* [Written exercise]: Your task is to repeat all of the data exactly while excluding the pictures.

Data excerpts
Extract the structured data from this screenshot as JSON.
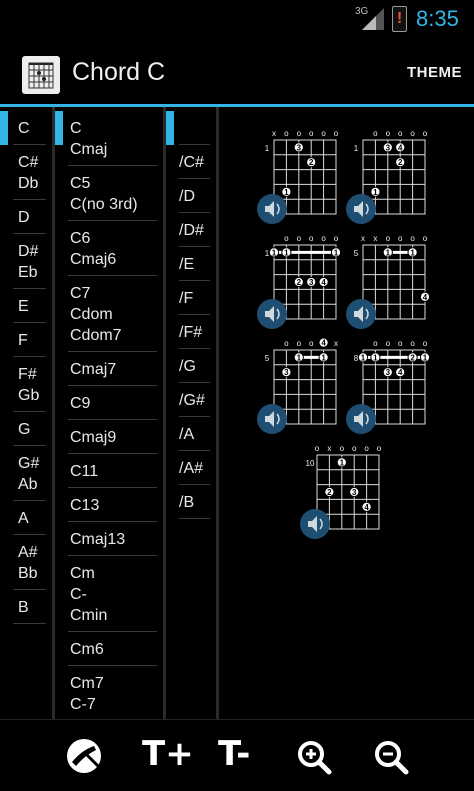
{
  "status_bar": {
    "network": "3G",
    "time": "8:35"
  },
  "action_bar": {
    "title": "Chord C",
    "theme_label": "THEME"
  },
  "root_notes": [
    {
      "label": "C",
      "selected": true
    },
    {
      "label": "C#\nDb"
    },
    {
      "label": "D"
    },
    {
      "label": "D#\nEb"
    },
    {
      "label": "E"
    },
    {
      "label": "F"
    },
    {
      "label": "F#\nGb"
    },
    {
      "label": "G"
    },
    {
      "label": "G#\nAb"
    },
    {
      "label": "A"
    },
    {
      "label": "A#\nBb"
    },
    {
      "label": "B"
    }
  ],
  "chord_types": [
    {
      "label": "C\nCmaj",
      "selected": true
    },
    {
      "label": "C5\nC(no 3rd)"
    },
    {
      "label": "C6\nCmaj6"
    },
    {
      "label": "C7\nCdom\nCdom7"
    },
    {
      "label": "Cmaj7"
    },
    {
      "label": "C9"
    },
    {
      "label": "Cmaj9"
    },
    {
      "label": "C11"
    },
    {
      "label": "C13"
    },
    {
      "label": "Cmaj13"
    },
    {
      "label": "Cm\nC-\nCmin"
    },
    {
      "label": "Cm6"
    },
    {
      "label": "Cm7\nC-7"
    }
  ],
  "bass_notes": [
    {
      "label": "",
      "selected": true
    },
    {
      "label": "/C#"
    },
    {
      "label": "/D"
    },
    {
      "label": "/D#"
    },
    {
      "label": "/E"
    },
    {
      "label": "/F"
    },
    {
      "label": "/F#"
    },
    {
      "label": "/G"
    },
    {
      "label": "/G#"
    },
    {
      "label": "/A"
    },
    {
      "label": "/A#"
    },
    {
      "label": "/B"
    }
  ],
  "chord_diagrams": [
    {
      "fret": "1",
      "open": [
        "x",
        "o",
        "o",
        "o",
        "o",
        "o"
      ],
      "dots": [
        [
          1,
          2,
          "3"
        ],
        [
          2,
          3,
          "2"
        ],
        [
          4,
          1,
          "1"
        ]
      ],
      "barre": null
    },
    {
      "fret": "1",
      "open": [
        "",
        "o",
        "o",
        "o",
        "o",
        "o"
      ],
      "dots": [
        [
          1,
          3,
          "4"
        ],
        [
          1,
          2,
          "3"
        ],
        [
          2,
          3,
          "2"
        ],
        [
          4,
          1,
          "1"
        ]
      ],
      "barre": null
    },
    {
      "fret": "1",
      "open": [
        "",
        "o",
        "o",
        "o",
        "o",
        "o"
      ],
      "dots": [
        [
          3,
          2,
          "2"
        ],
        [
          3,
          3,
          "3"
        ],
        [
          3,
          4,
          "4"
        ]
      ],
      "barre": [
        1,
        0,
        5,
        "1"
      ]
    },
    {
      "fret": "5",
      "open": [
        "x",
        "x",
        "o",
        "o",
        "o",
        "o"
      ],
      "dots": [
        [
          4,
          5,
          "4"
        ]
      ],
      "barre": [
        1,
        2,
        4,
        "1"
      ]
    },
    {
      "fret": "5",
      "open": [
        "",
        "o",
        "o",
        "o",
        "o",
        "x"
      ],
      "dots": [
        [
          2,
          1,
          "3"
        ],
        [
          0,
          4,
          "4"
        ]
      ],
      "barre": [
        1,
        2,
        4,
        "1"
      ]
    },
    {
      "fret": "8",
      "open": [
        "",
        "o",
        "o",
        "o",
        "o",
        "o"
      ],
      "dots": [
        [
          2,
          2,
          "3"
        ],
        [
          2,
          3,
          "4"
        ],
        [
          1,
          4,
          "2"
        ]
      ],
      "barre": [
        1,
        0,
        5,
        "1"
      ]
    },
    {
      "fret": "10",
      "open": [
        "o",
        "x",
        "o",
        "o",
        "o",
        "o"
      ],
      "dots": [
        [
          1,
          2,
          "1"
        ],
        [
          3,
          1,
          "2"
        ],
        [
          3,
          3,
          "3"
        ],
        [
          4,
          4,
          "4"
        ]
      ],
      "barre": null
    }
  ],
  "bottom_bar": {
    "tplus_label": "T+",
    "tminus_label": "T-"
  },
  "colors": {
    "accent": "#33b5e5",
    "background": "#000000",
    "text": "#e8e8e8",
    "sound_button": "#1e4f73"
  },
  "icons": [
    "app-chord-icon",
    "guitar-icon",
    "zoom-in-icon",
    "zoom-out-icon",
    "speaker-icon",
    "signal-icon",
    "battery-alert-icon"
  ]
}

* [Solution]:
Extract the structured data from this screenshot as JSON.
{
  "status_bar": {
    "network": "3G",
    "time": "8:35"
  },
  "action_bar": {
    "title": "Chord C",
    "theme_label": "THEME"
  },
  "root_notes": [
    {
      "label": "C",
      "selected": true
    },
    {
      "label": "C#\nDb"
    },
    {
      "label": "D"
    },
    {
      "label": "D#\nEb"
    },
    {
      "label": "E"
    },
    {
      "label": "F"
    },
    {
      "label": "F#\nGb"
    },
    {
      "label": "G"
    },
    {
      "label": "G#\nAb"
    },
    {
      "label": "A"
    },
    {
      "label": "A#\nBb"
    },
    {
      "label": "B"
    }
  ],
  "chord_types": [
    {
      "label": "C\nCmaj",
      "selected": true
    },
    {
      "label": "C5\nC(no 3rd)"
    },
    {
      "label": "C6\nCmaj6"
    },
    {
      "label": "C7\nCdom\nCdom7"
    },
    {
      "label": "Cmaj7"
    },
    {
      "label": "C9"
    },
    {
      "label": "Cmaj9"
    },
    {
      "label": "C11"
    },
    {
      "label": "C13"
    },
    {
      "label": "Cmaj13"
    },
    {
      "label": "Cm\nC-\nCmin"
    },
    {
      "label": "Cm6"
    },
    {
      "label": "Cm7\nC-7"
    }
  ],
  "bass_notes": [
    {
      "label": "",
      "selected": true
    },
    {
      "label": "/C#"
    },
    {
      "label": "/D"
    },
    {
      "label": "/D#"
    },
    {
      "label": "/E"
    },
    {
      "label": "/F"
    },
    {
      "label": "/F#"
    },
    {
      "label": "/G"
    },
    {
      "label": "/G#"
    },
    {
      "label": "/A"
    },
    {
      "label": "/A#"
    },
    {
      "label": "/B"
    }
  ],
  "chord_diagrams": [
    {
      "fret": "1",
      "open": [
        "x",
        "o",
        "o",
        "o",
        "o",
        "o"
      ],
      "dots": [
        [
          1,
          2,
          "3"
        ],
        [
          2,
          3,
          "2"
        ],
        [
          4,
          1,
          "1"
        ]
      ],
      "barre": null
    },
    {
      "fret": "1",
      "open": [
        "",
        "o",
        "o",
        "o",
        "o",
        "o"
      ],
      "dots": [
        [
          1,
          3,
          "4"
        ],
        [
          1,
          2,
          "3"
        ],
        [
          2,
          3,
          "2"
        ],
        [
          4,
          1,
          "1"
        ]
      ],
      "barre": null
    },
    {
      "fret": "1",
      "open": [
        "",
        "o",
        "o",
        "o",
        "o",
        "o"
      ],
      "dots": [
        [
          3,
          2,
          "2"
        ],
        [
          3,
          3,
          "3"
        ],
        [
          3,
          4,
          "4"
        ]
      ],
      "barre": [
        1,
        0,
        5,
        "1"
      ]
    },
    {
      "fret": "5",
      "open": [
        "x",
        "x",
        "o",
        "o",
        "o",
        "o"
      ],
      "dots": [
        [
          4,
          5,
          "4"
        ]
      ],
      "barre": [
        1,
        2,
        4,
        "1"
      ]
    },
    {
      "fret": "5",
      "open": [
        "",
        "o",
        "o",
        "o",
        "o",
        "x"
      ],
      "dots": [
        [
          2,
          1,
          "3"
        ],
        [
          0,
          4,
          "4"
        ]
      ],
      "barre": [
        1,
        2,
        4,
        "1"
      ]
    },
    {
      "fret": "8",
      "open": [
        "",
        "o",
        "o",
        "o",
        "o",
        "o"
      ],
      "dots": [
        [
          2,
          2,
          "3"
        ],
        [
          2,
          3,
          "4"
        ],
        [
          1,
          4,
          "2"
        ]
      ],
      "barre": [
        1,
        0,
        5,
        "1"
      ]
    },
    {
      "fret": "10",
      "open": [
        "o",
        "x",
        "o",
        "o",
        "o",
        "o"
      ],
      "dots": [
        [
          1,
          2,
          "1"
        ],
        [
          3,
          1,
          "2"
        ],
        [
          3,
          3,
          "3"
        ],
        [
          4,
          4,
          "4"
        ]
      ],
      "barre": null
    }
  ],
  "bottom_bar": {
    "tplus_label": "T+",
    "tminus_label": "T-"
  },
  "colors": {
    "accent": "#33b5e5",
    "background": "#000000",
    "text": "#e8e8e8",
    "sound_button": "#1e4f73"
  },
  "icons": [
    "app-chord-icon",
    "guitar-icon",
    "zoom-in-icon",
    "zoom-out-icon",
    "speaker-icon",
    "signal-icon",
    "battery-alert-icon"
  ]
}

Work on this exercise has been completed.